[Annotated element entries]
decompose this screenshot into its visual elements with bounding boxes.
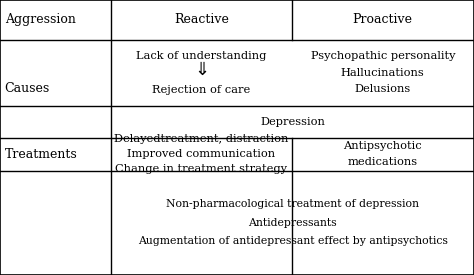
Text: Change in treatment strategy: Change in treatment strategy (116, 164, 287, 174)
Text: ⇓: ⇓ (194, 61, 209, 79)
Text: Depression: Depression (260, 117, 325, 127)
Text: Improved communication: Improved communication (128, 149, 275, 159)
Text: Antidepressants: Antidepressants (248, 218, 337, 228)
Text: Delayedtreatment, distraction: Delayedtreatment, distraction (114, 134, 289, 144)
Text: Treatments: Treatments (5, 147, 77, 161)
Text: Augmentation of antidepressant effect by antipsychotics: Augmentation of antidepressant effect by… (138, 236, 447, 246)
Text: Antipsychotic: Antipsychotic (344, 141, 422, 151)
Text: medications: medications (348, 157, 418, 167)
Text: Causes: Causes (5, 82, 50, 95)
Text: Non-pharmacological treatment of depression: Non-pharmacological treatment of depress… (166, 199, 419, 209)
Text: Hallucinations: Hallucinations (341, 68, 425, 78)
Text: Delusions: Delusions (355, 84, 411, 94)
Text: Rejection of care: Rejection of care (152, 85, 251, 95)
Text: Reactive: Reactive (174, 13, 229, 26)
Text: Proactive: Proactive (353, 13, 413, 26)
Text: Aggression: Aggression (5, 13, 76, 26)
Text: Lack of understanding: Lack of understanding (136, 51, 267, 61)
Text: Psychopathic personality: Psychopathic personality (310, 51, 455, 61)
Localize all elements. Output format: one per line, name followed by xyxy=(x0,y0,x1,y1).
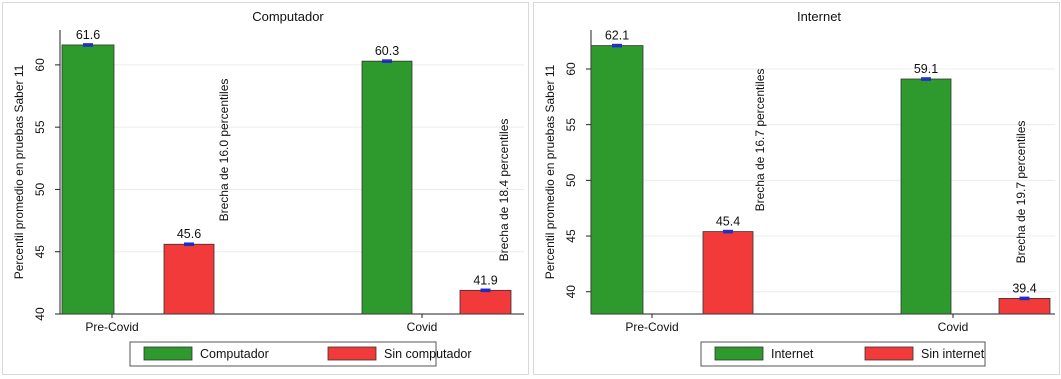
legend-label: Sin computador xyxy=(384,347,472,361)
chart-title: Internet xyxy=(797,9,841,24)
x-category-label: Covid xyxy=(407,320,438,334)
y-tick-label: 55 xyxy=(564,118,578,132)
plot-area xyxy=(60,30,524,314)
bar-red xyxy=(702,231,754,315)
bar-green xyxy=(61,44,115,315)
chart-title: Computador xyxy=(252,9,324,24)
bar-green xyxy=(590,45,644,315)
y-tick-label: 50 xyxy=(564,173,578,187)
y-tick-label: 60 xyxy=(564,62,578,76)
chart-panel-computador: Computador 40 45 50 55 60 Percentil promedio e… xyxy=(2,2,529,375)
chart-panel-internet: Internet 40 45 50 55 60 Percentil promedio en … xyxy=(533,2,1060,375)
y-tick-label: 40 xyxy=(564,285,578,299)
y-tick-label: 45 xyxy=(564,229,578,243)
bar-value-label: 39.4 xyxy=(1012,281,1036,295)
bar-red xyxy=(998,298,1051,315)
gap-annotation: Brecha de 19.7 percentiles xyxy=(1014,121,1028,264)
bar-value-label: 59.1 xyxy=(914,62,938,76)
bar-value-label: 45.4 xyxy=(716,215,740,229)
bar-value-label: 41.9 xyxy=(473,273,497,287)
legend-label: Internet xyxy=(771,347,814,361)
x-category-label: Covid xyxy=(938,320,969,334)
legend-swatch-green xyxy=(143,346,193,361)
x-category-label: Pre-Covid xyxy=(625,320,678,334)
legend-swatch-red xyxy=(864,346,914,361)
bar-red xyxy=(163,243,215,315)
gap-annotation: Brecha de 16.7 percentiles xyxy=(753,69,767,212)
legend-label: Computador xyxy=(200,347,269,361)
legend-label: Sin internet xyxy=(921,347,985,361)
y-tick-label: 50 xyxy=(33,182,47,196)
y-tick-label: 55 xyxy=(33,120,47,134)
legend-swatch-green xyxy=(714,346,764,361)
legend-swatch-red xyxy=(327,346,377,361)
gap-annotation: Brecha de 16.0 percentiles xyxy=(217,79,231,222)
bar-value-label: 45.6 xyxy=(177,227,201,241)
y-axis-label: Percentil promedio en pruebas Saber 11 xyxy=(543,64,557,279)
gap-annotation: Brecha de 18.4 percentiles xyxy=(497,119,511,262)
y-tick-label: 60 xyxy=(33,58,47,72)
bar-red xyxy=(459,289,512,315)
plot-area xyxy=(591,30,1055,314)
bar-green xyxy=(900,78,952,315)
bar-green xyxy=(361,60,413,315)
x-category-label: Pre-Covid xyxy=(85,320,138,334)
y-tick-label: 40 xyxy=(33,307,47,321)
y-tick-label: 45 xyxy=(33,245,47,259)
y-axis-label: Percentil promedio en pruebas Saber 11 xyxy=(12,64,26,279)
bar-value-label: 62.1 xyxy=(605,29,629,43)
bar-value-label: 61.6 xyxy=(76,28,100,42)
bar-value-label: 60.3 xyxy=(375,44,399,58)
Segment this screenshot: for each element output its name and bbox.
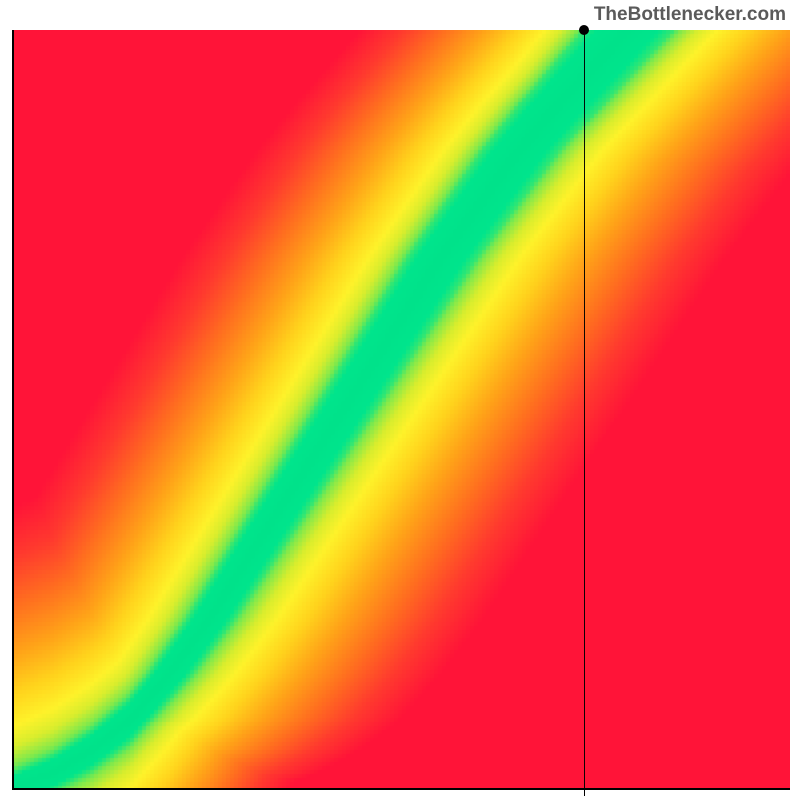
vertical-marker-line — [584, 30, 585, 788]
chart-container: TheBottlenecker.com — [0, 0, 800, 800]
x-axis-tick — [584, 788, 586, 796]
heatmap-canvas — [14, 30, 790, 788]
vertical-marker-dot — [579, 25, 589, 35]
plot-area — [12, 30, 790, 790]
attribution-label: TheBottlenecker.com — [594, 4, 786, 26]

* [WORK TO DO]: Swap "screenshot" for "image" everywhere in the data above and reproduce it with every other line unchanged. Leave out the pictures.

* [EXERCISE ANSWER]:
decompose this image into its visual elements with bounding boxes.
Text: Change in treatment strategy: Change in treatment strategy (116, 164, 287, 174)
Text: ⇓: ⇓ (194, 61, 209, 79)
Text: Depression: Depression (260, 117, 325, 127)
Text: Improved communication: Improved communication (128, 149, 275, 159)
Text: Antidepressants: Antidepressants (248, 218, 337, 228)
Text: Delayedtreatment, distraction: Delayedtreatment, distraction (114, 134, 289, 144)
Text: Treatments: Treatments (5, 147, 77, 161)
Text: Augmentation of antidepressant effect by antipsychotics: Augmentation of antidepressant effect by… (138, 236, 447, 246)
Text: Antipsychotic: Antipsychotic (344, 141, 422, 151)
Text: medications: medications (348, 157, 418, 167)
Text: Causes: Causes (5, 82, 50, 95)
Text: Non-pharmacological treatment of depression: Non-pharmacological treatment of depress… (166, 199, 419, 209)
Text: Hallucinations: Hallucinations (341, 68, 425, 78)
Text: Delusions: Delusions (355, 84, 411, 94)
Text: Rejection of care: Rejection of care (152, 85, 251, 95)
Text: Reactive: Reactive (174, 13, 229, 26)
Text: Proactive: Proactive (353, 13, 413, 26)
Text: Aggression: Aggression (5, 13, 76, 26)
Text: Lack of understanding: Lack of understanding (136, 51, 267, 61)
Text: Psychopathic personality: Psychopathic personality (310, 51, 455, 61)
Localize all elements. Output format: one per line, name followed by xyxy=(x0,y0,x1,y1).
legend-label: Sin computador xyxy=(384,347,472,361)
chart-title: Internet xyxy=(797,9,841,24)
x-category-label: Covid xyxy=(407,320,438,334)
y-tick-label: 55 xyxy=(564,118,578,132)
plot-area xyxy=(60,30,524,314)
bar-red xyxy=(702,231,754,315)
bar-green xyxy=(61,44,115,315)
chart-title: Computador xyxy=(252,9,324,24)
bar-green xyxy=(590,45,644,315)
y-tick-label: 50 xyxy=(564,173,578,187)
y-tick-label: 60 xyxy=(564,62,578,76)
chart-panel-computador: Computador 40 45 50 55 60 Percentil promedio e… xyxy=(2,2,529,375)
chart-panel-internet: Internet 40 45 50 55 60 Percentil promedio en … xyxy=(533,2,1060,375)
y-tick-label: 40 xyxy=(564,285,578,299)
y-tick-label: 45 xyxy=(564,229,578,243)
bar-value-label: 39.4 xyxy=(1012,281,1036,295)
bar-red xyxy=(998,298,1051,315)
gap-annotation: Brecha de 19.7 percentiles xyxy=(1014,121,1028,264)
bar-value-label: 59.1 xyxy=(914,62,938,76)
bar-value-label: 45.4 xyxy=(716,215,740,229)
bar-value-label: 41.9 xyxy=(473,273,497,287)
legend-label: Internet xyxy=(771,347,814,361)
x-category-label: Covid xyxy=(938,320,969,334)
legend-swatch-green xyxy=(143,346,193,361)
x-category-label: Pre-Covid xyxy=(625,320,678,334)
legend-swatch-red xyxy=(864,346,914,361)
bar-red xyxy=(163,243,215,315)
gap-annotation: Brecha de 16.7 percentiles xyxy=(753,69,767,212)
legend-label: Computador xyxy=(200,347,269,361)
legend-label: Sin internet xyxy=(921,347,985,361)
y-tick-label: 50 xyxy=(33,182,47,196)
y-tick-label: 55 xyxy=(33,120,47,134)
legend-swatch-green xyxy=(714,346,764,361)
legend-swatch-red xyxy=(327,346,377,361)
gap-annotation: Brecha de 16.0 percentiles xyxy=(217,79,231,222)
bar-value-label: 45.6 xyxy=(177,227,201,241)
y-axis-label: Percentil promedio en pruebas Saber 11 xyxy=(543,64,557,279)
gap-annotation: Brecha de 18.4 percentiles xyxy=(497,119,511,262)
y-tick-label: 60 xyxy=(33,58,47,72)
bar-red xyxy=(459,289,512,315)
plot-area xyxy=(591,30,1055,314)
bar-green xyxy=(900,78,952,315)
bar-green xyxy=(361,60,413,315)
x-category-label: Pre-Covid xyxy=(85,320,138,334)
y-tick-label: 40 xyxy=(33,307,47,321)
y-tick-label: 45 xyxy=(33,245,47,259)
y-axis-label: Percentil promedio en pruebas Saber 11 xyxy=(12,64,26,279)
bar-value-label: 62.1 xyxy=(605,29,629,43)
bar-value-label: 61.6 xyxy=(76,28,100,42)
bar-value-label: 60.3 xyxy=(375,44,399,58)
Segment this image: for each element output its name and bbox.
vertical-marker-line — [584, 30, 585, 788]
chart-container: TheBottlenecker.com — [0, 0, 800, 800]
x-axis-tick — [584, 788, 586, 796]
heatmap-canvas — [14, 30, 790, 788]
vertical-marker-dot — [579, 25, 589, 35]
plot-area — [12, 30, 790, 790]
attribution-label: TheBottlenecker.com — [594, 4, 786, 26]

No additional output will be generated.